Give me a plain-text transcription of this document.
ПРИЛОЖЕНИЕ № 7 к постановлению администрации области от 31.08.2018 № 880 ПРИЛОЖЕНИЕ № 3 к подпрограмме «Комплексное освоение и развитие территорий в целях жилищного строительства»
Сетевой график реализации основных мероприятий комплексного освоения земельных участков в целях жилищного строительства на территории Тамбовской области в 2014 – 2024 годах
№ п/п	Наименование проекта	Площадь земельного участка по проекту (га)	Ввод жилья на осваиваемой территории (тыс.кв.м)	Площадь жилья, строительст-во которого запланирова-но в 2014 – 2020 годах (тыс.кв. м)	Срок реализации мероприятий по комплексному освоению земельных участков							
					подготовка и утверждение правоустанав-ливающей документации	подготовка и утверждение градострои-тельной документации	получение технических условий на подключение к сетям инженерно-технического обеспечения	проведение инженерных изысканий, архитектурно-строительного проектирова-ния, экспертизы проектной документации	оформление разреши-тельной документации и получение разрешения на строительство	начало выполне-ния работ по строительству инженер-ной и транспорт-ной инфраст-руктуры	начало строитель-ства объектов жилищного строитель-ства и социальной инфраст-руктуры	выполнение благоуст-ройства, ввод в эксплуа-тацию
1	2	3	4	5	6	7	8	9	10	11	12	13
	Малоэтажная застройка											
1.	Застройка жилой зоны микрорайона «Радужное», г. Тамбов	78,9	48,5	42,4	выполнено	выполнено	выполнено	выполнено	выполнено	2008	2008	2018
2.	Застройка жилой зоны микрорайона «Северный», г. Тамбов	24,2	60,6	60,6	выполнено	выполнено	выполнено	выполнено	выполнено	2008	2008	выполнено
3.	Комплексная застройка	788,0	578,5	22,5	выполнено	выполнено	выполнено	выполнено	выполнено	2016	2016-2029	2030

····················

- [The exercise] Quote every entry exactly.

- [Answer to the task]
Give me a plain-text transcription of this document.
ПРИЛОЖЕНИЕ № 7 к постановлению администрации области от 31.08.2018 № 880 ПРИЛОЖЕНИЕ № 3 к подпрограмме «Комплексное освоение и развитие территорий в целях жилищного строительства»
Сетевой график реализации основных мероприятий комплексного освоения земельных участков в целях жилищного строительства на территории Тамбовской области в 2014 – 2024 годах
№ п/п	Наименование проекта	Площадь земельного участка по проекту (га)	Ввод жилья на осваиваемой территории (тыс.кв.м)	Площадь жилья, строительст-во которого запланирова-но в 2014 – 2020 годах (тыс.кв. м)	Срок реализации мероприятий по комплексному освоению земельных участков							
					подготовка и утверждение правоустанав-ливающей документации	подготовка и утверждение градострои-тельной документации	получение технических условий на подключение к сетям инженерно-технического обеспечения	проведение инженерных изысканий, архитектурно-строительного проектирова-ния, экспертизы проектной документации	оформление разреши-тельной документации и получение разрешения на строительство	начало выполне-ния работ по строительству инженер-ной и транспорт-ной инфраст-руктуры	начало строитель-ства объектов жилищного строитель-ства и социальной инфраст-руктуры	выполнение благоуст-ройства, ввод в эксплуа-тацию
1	2	3	4	5	6	7	8	9	10	11	12	13
	Малоэтажная застройка											
1.	Застройка жилой зоны микрорайона «Радужное», г. Тамбов	78,9	48,5	42,4	выполнено	выполнено	выполнено	выполнено	выполнено	2008	2008	2018
2.	Застройка жилой зоны микрорайона «Северный», г. Тамбов	24,2	60,6	60,6	выполнено	выполнено	выполнено	выполнено	выполнено	2008	2008	выполнено
3.	Комплексная застройка	788,0	578,5	22,5	выполнено	выполнено	выполнено	выполнено	выполнено	2016	2016-2029	2030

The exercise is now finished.